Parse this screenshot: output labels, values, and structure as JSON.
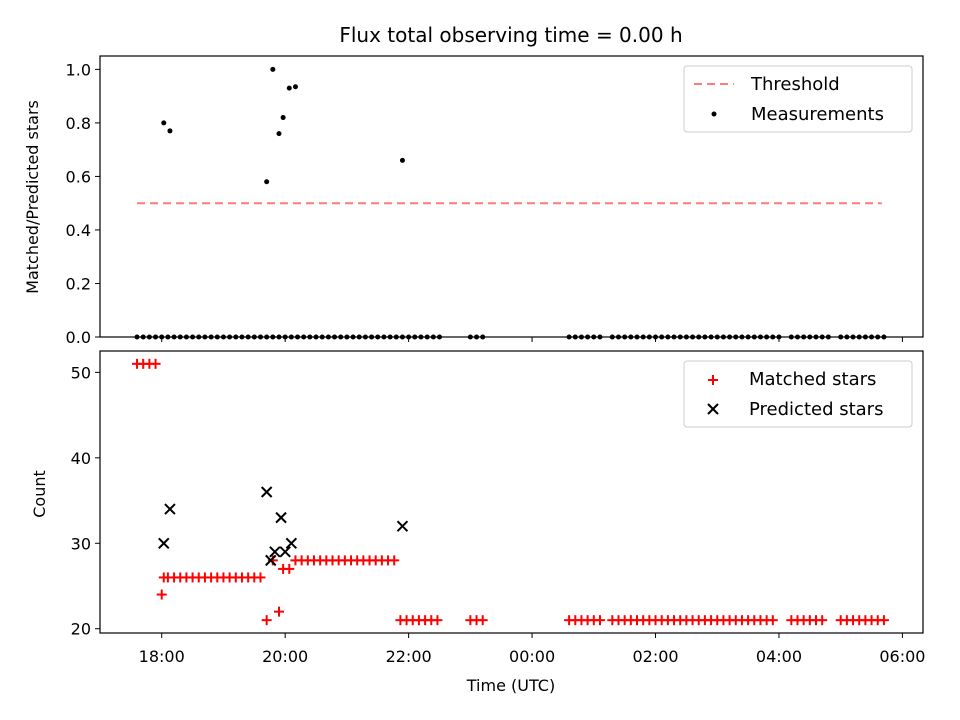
{
  "chart_data": [
    {
      "type": "scatter",
      "title": "Flux total observing time = 0.00 h",
      "xlabel": "",
      "ylabel": "Matched/Predicted stars",
      "xlim": [
        "17:00",
        "06:20"
      ],
      "ylim": [
        0,
        1.05
      ],
      "yticks": [
        "0.0",
        "0.2",
        "0.4",
        "0.6",
        "0.8",
        "1.0"
      ],
      "legend": {
        "placement": "top-right",
        "entries": [
          "Threshold",
          "Measurements"
        ]
      },
      "threshold": {
        "name": "Threshold",
        "value": 0.5,
        "x_start": "17:36",
        "x_end": "05:40",
        "color": "#ff7a7a"
      },
      "series": [
        {
          "name": "Measurements",
          "color": "#000000",
          "marker": "dot",
          "x": [
            "17:36",
            "17:42",
            "17:48",
            "17:54",
            "18:00",
            "18:06",
            "18:12",
            "18:18",
            "18:24",
            "18:30",
            "18:36",
            "18:42",
            "18:48",
            "18:54",
            "19:00",
            "19:06",
            "19:12",
            "19:18",
            "19:24",
            "19:30",
            "19:36",
            "19:42",
            "19:48",
            "19:54",
            "20:00",
            "20:06",
            "20:12",
            "20:18",
            "20:24",
            "20:30",
            "20:36",
            "20:42",
            "20:48",
            "20:54",
            "21:00",
            "21:06",
            "21:12",
            "21:18",
            "21:24",
            "21:30",
            "21:36",
            "21:42",
            "21:48",
            "21:54",
            "22:00",
            "22:06",
            "22:12",
            "22:18",
            "22:24",
            "22:30",
            "23:00",
            "23:06",
            "23:12",
            "00:36",
            "00:42",
            "00:48",
            "00:54",
            "01:00",
            "01:06",
            "01:18",
            "01:24",
            "01:30",
            "01:36",
            "01:42",
            "01:48",
            "01:54",
            "02:00",
            "02:06",
            "02:12",
            "02:18",
            "02:24",
            "02:30",
            "02:36",
            "02:42",
            "02:48",
            "02:54",
            "03:00",
            "03:06",
            "03:12",
            "03:18",
            "03:24",
            "03:30",
            "03:36",
            "03:42",
            "03:48",
            "03:54",
            "04:00",
            "04:12",
            "04:18",
            "04:24",
            "04:30",
            "04:36",
            "04:42",
            "04:48",
            "05:00",
            "05:06",
            "05:12",
            "05:18",
            "05:24",
            "05:30",
            "05:36",
            "05:42",
            "18:02",
            "18:08",
            "19:42",
            "19:48",
            "19:54",
            "19:58",
            "20:04",
            "20:10",
            "21:54"
          ],
          "y": [
            0,
            0,
            0,
            0,
            0,
            0,
            0,
            0,
            0,
            0,
            0,
            0,
            0,
            0,
            0,
            0,
            0,
            0,
            0,
            0,
            0,
            0,
            0,
            0,
            0,
            0,
            0,
            0,
            0,
            0,
            0,
            0,
            0,
            0,
            0,
            0,
            0,
            0,
            0,
            0,
            0,
            0,
            0,
            0,
            0,
            0,
            0,
            0,
            0,
            0,
            0,
            0,
            0,
            0,
            0,
            0,
            0,
            0,
            0,
            0,
            0,
            0,
            0,
            0,
            0,
            0,
            0,
            0,
            0,
            0,
            0,
            0,
            0,
            0,
            0,
            0,
            0,
            0,
            0,
            0,
            0,
            0,
            0,
            0,
            0,
            0,
            0,
            0,
            0,
            0,
            0,
            0,
            0,
            0,
            0,
            0,
            0,
            0,
            0,
            0,
            0,
            0,
            0.8,
            0.77,
            0.58,
            1.0,
            0.76,
            0.82,
            0.93,
            0.935,
            0.66
          ]
        }
      ]
    },
    {
      "type": "scatter",
      "title": "",
      "xlabel": "Time (UTC)",
      "ylabel": "Count",
      "xlim": [
        "17:00",
        "06:20"
      ],
      "ylim": [
        19.5,
        52.5
      ],
      "xticks": [
        "18:00",
        "20:00",
        "22:00",
        "00:00",
        "02:00",
        "04:00",
        "06:00"
      ],
      "yticks": [
        "20",
        "30",
        "40",
        "50"
      ],
      "legend": {
        "placement": "top-right",
        "entries": [
          "Matched stars",
          "Predicted stars"
        ]
      },
      "series": [
        {
          "name": "Matched stars",
          "color": "#ff0000",
          "marker": "plus",
          "x": [
            "17:36",
            "17:42",
            "17:48",
            "17:54",
            "18:00",
            "18:02",
            "18:06",
            "18:12",
            "18:18",
            "18:24",
            "18:30",
            "18:36",
            "18:42",
            "18:48",
            "18:54",
            "19:00",
            "19:06",
            "19:12",
            "19:18",
            "19:24",
            "19:30",
            "19:36",
            "19:42",
            "19:48",
            "19:54",
            "19:58",
            "20:04",
            "20:10",
            "20:16",
            "20:22",
            "20:28",
            "20:34",
            "20:40",
            "20:46",
            "20:52",
            "20:58",
            "21:04",
            "21:10",
            "21:16",
            "21:22",
            "21:28",
            "21:34",
            "21:40",
            "21:46",
            "21:52",
            "21:58",
            "22:04",
            "22:10",
            "22:16",
            "22:22",
            "22:28",
            "23:00",
            "23:06",
            "23:12",
            "00:36",
            "00:42",
            "00:48",
            "00:54",
            "01:00",
            "01:06",
            "01:18",
            "01:24",
            "01:30",
            "01:36",
            "01:42",
            "01:48",
            "01:54",
            "02:00",
            "02:06",
            "02:12",
            "02:18",
            "02:24",
            "02:30",
            "02:36",
            "02:42",
            "02:48",
            "02:54",
            "03:00",
            "03:06",
            "03:12",
            "03:18",
            "03:24",
            "03:30",
            "03:36",
            "03:42",
            "03:48",
            "03:54",
            "04:12",
            "04:18",
            "04:24",
            "04:30",
            "04:36",
            "04:42",
            "05:00",
            "05:06",
            "05:12",
            "05:18",
            "05:24",
            "05:30",
            "05:36",
            "05:42"
          ],
          "y": [
            51,
            51,
            51,
            51,
            24,
            26,
            26,
            26,
            26,
            26,
            26,
            26,
            26,
            26,
            26,
            26,
            26,
            26,
            26,
            26,
            26,
            26,
            21,
            28,
            22,
            27,
            27,
            28,
            28,
            28,
            28,
            28,
            28,
            28,
            28,
            28,
            28,
            28,
            28,
            28,
            28,
            28,
            28,
            28,
            21,
            21,
            21,
            21,
            21,
            21,
            21,
            21,
            21,
            21,
            21,
            21,
            21,
            21,
            21,
            21,
            21,
            21,
            21,
            21,
            21,
            21,
            21,
            21,
            21,
            21,
            21,
            21,
            21,
            21,
            21,
            21,
            21,
            21,
            21,
            21,
            21,
            21,
            21,
            21,
            21,
            21,
            21,
            21,
            21,
            21,
            21,
            21,
            21,
            21,
            21,
            21,
            21,
            21,
            21,
            21,
            21
          ]
        },
        {
          "name": "Predicted stars",
          "color": "#000000",
          "marker": "x",
          "x": [
            "18:02",
            "18:08",
            "19:42",
            "19:46",
            "19:50",
            "19:56",
            "20:00",
            "20:06",
            "21:54"
          ],
          "y": [
            30,
            34,
            36,
            28,
            29,
            33,
            29,
            30,
            32
          ]
        }
      ]
    }
  ]
}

What the exercise asks. Transcribe all of the records above character for character. Exclude the pictures.

Solution to this exercise.
Parse this screenshot: output labels, values, and structure as JSON.
{
  "chart_data": [
    {
      "type": "scatter",
      "title": "Flux total observing time = 0.00 h",
      "xlabel": "",
      "ylabel": "Matched/Predicted stars",
      "xlim": [
        "17:00",
        "06:20"
      ],
      "ylim": [
        0,
        1.05
      ],
      "yticks": [
        "0.0",
        "0.2",
        "0.4",
        "0.6",
        "0.8",
        "1.0"
      ],
      "legend": {
        "placement": "top-right",
        "entries": [
          "Threshold",
          "Measurements"
        ]
      },
      "threshold": {
        "name": "Threshold",
        "value": 0.5,
        "x_start": "17:36",
        "x_end": "05:40",
        "color": "#ff7a7a"
      },
      "series": [
        {
          "name": "Measurements",
          "color": "#000000",
          "marker": "dot",
          "x": [
            "17:36",
            "17:42",
            "17:48",
            "17:54",
            "18:00",
            "18:06",
            "18:12",
            "18:18",
            "18:24",
            "18:30",
            "18:36",
            "18:42",
            "18:48",
            "18:54",
            "19:00",
            "19:06",
            "19:12",
            "19:18",
            "19:24",
            "19:30",
            "19:36",
            "19:42",
            "19:48",
            "19:54",
            "20:00",
            "20:06",
            "20:12",
            "20:18",
            "20:24",
            "20:30",
            "20:36",
            "20:42",
            "20:48",
            "20:54",
            "21:00",
            "21:06",
            "21:12",
            "21:18",
            "21:24",
            "21:30",
            "21:36",
            "21:42",
            "21:48",
            "21:54",
            "22:00",
            "22:06",
            "22:12",
            "22:18",
            "22:24",
            "22:30",
            "23:00",
            "23:06",
            "23:12",
            "00:36",
            "00:42",
            "00:48",
            "00:54",
            "01:00",
            "01:06",
            "01:18",
            "01:24",
            "01:30",
            "01:36",
            "01:42",
            "01:48",
            "01:54",
            "02:00",
            "02:06",
            "02:12",
            "02:18",
            "02:24",
            "02:30",
            "02:36",
            "02:42",
            "02:48",
            "02:54",
            "03:00",
            "03:06",
            "03:12",
            "03:18",
            "03:24",
            "03:30",
            "03:36",
            "03:42",
            "03:48",
            "03:54",
            "04:00",
            "04:12",
            "04:18",
            "04:24",
            "04:30",
            "04:36",
            "04:42",
            "04:48",
            "05:00",
            "05:06",
            "05:12",
            "05:18",
            "05:24",
            "05:30",
            "05:36",
            "05:42",
            "18:02",
            "18:08",
            "19:42",
            "19:48",
            "19:54",
            "19:58",
            "20:04",
            "20:10",
            "21:54"
          ],
          "y": [
            0,
            0,
            0,
            0,
            0,
            0,
            0,
            0,
            0,
            0,
            0,
            0,
            0,
            0,
            0,
            0,
            0,
            0,
            0,
            0,
            0,
            0,
            0,
            0,
            0,
            0,
            0,
            0,
            0,
            0,
            0,
            0,
            0,
            0,
            0,
            0,
            0,
            0,
            0,
            0,
            0,
            0,
            0,
            0,
            0,
            0,
            0,
            0,
            0,
            0,
            0,
            0,
            0,
            0,
            0,
            0,
            0,
            0,
            0,
            0,
            0,
            0,
            0,
            0,
            0,
            0,
            0,
            0,
            0,
            0,
            0,
            0,
            0,
            0,
            0,
            0,
            0,
            0,
            0,
            0,
            0,
            0,
            0,
            0,
            0,
            0,
            0,
            0,
            0,
            0,
            0,
            0,
            0,
            0,
            0,
            0,
            0,
            0,
            0,
            0,
            0,
            0,
            0.8,
            0.77,
            0.58,
            1.0,
            0.76,
            0.82,
            0.93,
            0.935,
            0.66
          ]
        }
      ]
    },
    {
      "type": "scatter",
      "title": "",
      "xlabel": "Time (UTC)",
      "ylabel": "Count",
      "xlim": [
        "17:00",
        "06:20"
      ],
      "ylim": [
        19.5,
        52.5
      ],
      "xticks": [
        "18:00",
        "20:00",
        "22:00",
        "00:00",
        "02:00",
        "04:00",
        "06:00"
      ],
      "yticks": [
        "20",
        "30",
        "40",
        "50"
      ],
      "legend": {
        "placement": "top-right",
        "entries": [
          "Matched stars",
          "Predicted stars"
        ]
      },
      "series": [
        {
          "name": "Matched stars",
          "color": "#ff0000",
          "marker": "plus",
          "x": [
            "17:36",
            "17:42",
            "17:48",
            "17:54",
            "18:00",
            "18:02",
            "18:06",
            "18:12",
            "18:18",
            "18:24",
            "18:30",
            "18:36",
            "18:42",
            "18:48",
            "18:54",
            "19:00",
            "19:06",
            "19:12",
            "19:18",
            "19:24",
            "19:30",
            "19:36",
            "19:42",
            "19:48",
            "19:54",
            "19:58",
            "20:04",
            "20:10",
            "20:16",
            "20:22",
            "20:28",
            "20:34",
            "20:40",
            "20:46",
            "20:52",
            "20:58",
            "21:04",
            "21:10",
            "21:16",
            "21:22",
            "21:28",
            "21:34",
            "21:40",
            "21:46",
            "21:52",
            "21:58",
            "22:04",
            "22:10",
            "22:16",
            "22:22",
            "22:28",
            "23:00",
            "23:06",
            "23:12",
            "00:36",
            "00:42",
            "00:48",
            "00:54",
            "01:00",
            "01:06",
            "01:18",
            "01:24",
            "01:30",
            "01:36",
            "01:42",
            "01:48",
            "01:54",
            "02:00",
            "02:06",
            "02:12",
            "02:18",
            "02:24",
            "02:30",
            "02:36",
            "02:42",
            "02:48",
            "02:54",
            "03:00",
            "03:06",
            "03:12",
            "03:18",
            "03:24",
            "03:30",
            "03:36",
            "03:42",
            "03:48",
            "03:54",
            "04:12",
            "04:18",
            "04:24",
            "04:30",
            "04:36",
            "04:42",
            "05:00",
            "05:06",
            "05:12",
            "05:18",
            "05:24",
            "05:30",
            "05:36",
            "05:42"
          ],
          "y": [
            51,
            51,
            51,
            51,
            24,
            26,
            26,
            26,
            26,
            26,
            26,
            26,
            26,
            26,
            26,
            26,
            26,
            26,
            26,
            26,
            26,
            26,
            21,
            28,
            22,
            27,
            27,
            28,
            28,
            28,
            28,
            28,
            28,
            28,
            28,
            28,
            28,
            28,
            28,
            28,
            28,
            28,
            28,
            28,
            21,
            21,
            21,
            21,
            21,
            21,
            21,
            21,
            21,
            21,
            21,
            21,
            21,
            21,
            21,
            21,
            21,
            21,
            21,
            21,
            21,
            21,
            21,
            21,
            21,
            21,
            21,
            21,
            21,
            21,
            21,
            21,
            21,
            21,
            21,
            21,
            21,
            21,
            21,
            21,
            21,
            21,
            21,
            21,
            21,
            21,
            21,
            21,
            21,
            21,
            21,
            21,
            21,
            21,
            21,
            21,
            21
          ]
        },
        {
          "name": "Predicted stars",
          "color": "#000000",
          "marker": "x",
          "x": [
            "18:02",
            "18:08",
            "19:42",
            "19:46",
            "19:50",
            "19:56",
            "20:00",
            "20:06",
            "21:54"
          ],
          "y": [
            30,
            34,
            36,
            28,
            29,
            33,
            29,
            30,
            32
          ]
        }
      ]
    }
  ]
}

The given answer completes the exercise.